- **SHORT EXERCISE**: Below is some material; transcribe all of it exactly.

- **DATASET ROWS**:
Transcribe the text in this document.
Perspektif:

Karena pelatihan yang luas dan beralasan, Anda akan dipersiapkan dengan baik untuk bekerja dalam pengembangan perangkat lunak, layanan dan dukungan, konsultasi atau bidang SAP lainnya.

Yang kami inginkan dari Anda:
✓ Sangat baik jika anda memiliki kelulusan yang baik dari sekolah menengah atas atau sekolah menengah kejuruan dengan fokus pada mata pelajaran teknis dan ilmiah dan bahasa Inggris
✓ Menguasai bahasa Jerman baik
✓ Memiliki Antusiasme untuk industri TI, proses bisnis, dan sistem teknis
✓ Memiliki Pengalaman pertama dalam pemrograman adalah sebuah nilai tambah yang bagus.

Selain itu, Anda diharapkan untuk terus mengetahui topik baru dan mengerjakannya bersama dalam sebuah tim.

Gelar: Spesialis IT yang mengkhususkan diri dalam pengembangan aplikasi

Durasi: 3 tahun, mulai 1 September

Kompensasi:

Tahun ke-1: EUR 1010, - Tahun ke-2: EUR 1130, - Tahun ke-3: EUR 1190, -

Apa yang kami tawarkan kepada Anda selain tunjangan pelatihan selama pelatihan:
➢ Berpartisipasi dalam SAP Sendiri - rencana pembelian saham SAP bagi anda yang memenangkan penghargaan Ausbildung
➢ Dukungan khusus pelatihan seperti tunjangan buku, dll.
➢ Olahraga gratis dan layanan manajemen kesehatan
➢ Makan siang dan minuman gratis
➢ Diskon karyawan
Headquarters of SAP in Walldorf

- **TASK RESULT**:
Transcribe the text in this document.
Perspektif:

Karena pelatihan yang luas dan beralasan, Anda akan dipersiapkan dengan baik untuk bekerja dalam pengembangan perangkat lunak, layanan dan dukungan, konsultasi atau bidang SAP lainnya.

Yang kami inginkan dari Anda:
✓ Sangat baik jika anda memiliki kelulusan yang baik dari sekolah menengah atas atau sekolah menengah kejuruan dengan fokus pada mata pelajaran teknis dan ilmiah dan bahasa Inggris
✓ Menguasai bahasa Jerman baik
✓ Memiliki Antusiasme untuk industri TI, proses bisnis, dan sistem teknis
✓ Memiliki Pengalaman pertama dalam pemrograman adalah sebuah nilai tambah yang bagus.

Selain itu, Anda diharapkan untuk terus mengetahui topik baru dan mengerjakannya bersama dalam sebuah tim.

Gelar: Spesialis IT yang mengkhususkan diri dalam pengembangan aplikasi

Durasi: 3 tahun, mulai 1 September

Kompensasi:

Tahun ke-1: EUR 1010, - Tahun ke-2: EUR 1130, - Tahun ke-3: EUR 1190, -

Apa yang kami tawarkan kepada Anda selain tunjangan pelatihan selama pelatihan:
➢ Berpartisipasi dalam SAP Sendiri - rencana pembelian saham SAP bagi anda yang memenangkan penghargaan Ausbildung
➢ Dukungan khusus pelatihan seperti tunjangan buku, dll.
➢ Olahraga gratis dan layanan manajemen kesehatan
➢ Makan siang dan minuman gratis
➢ Diskon karyawan
Headquarters of SAP in Walldorf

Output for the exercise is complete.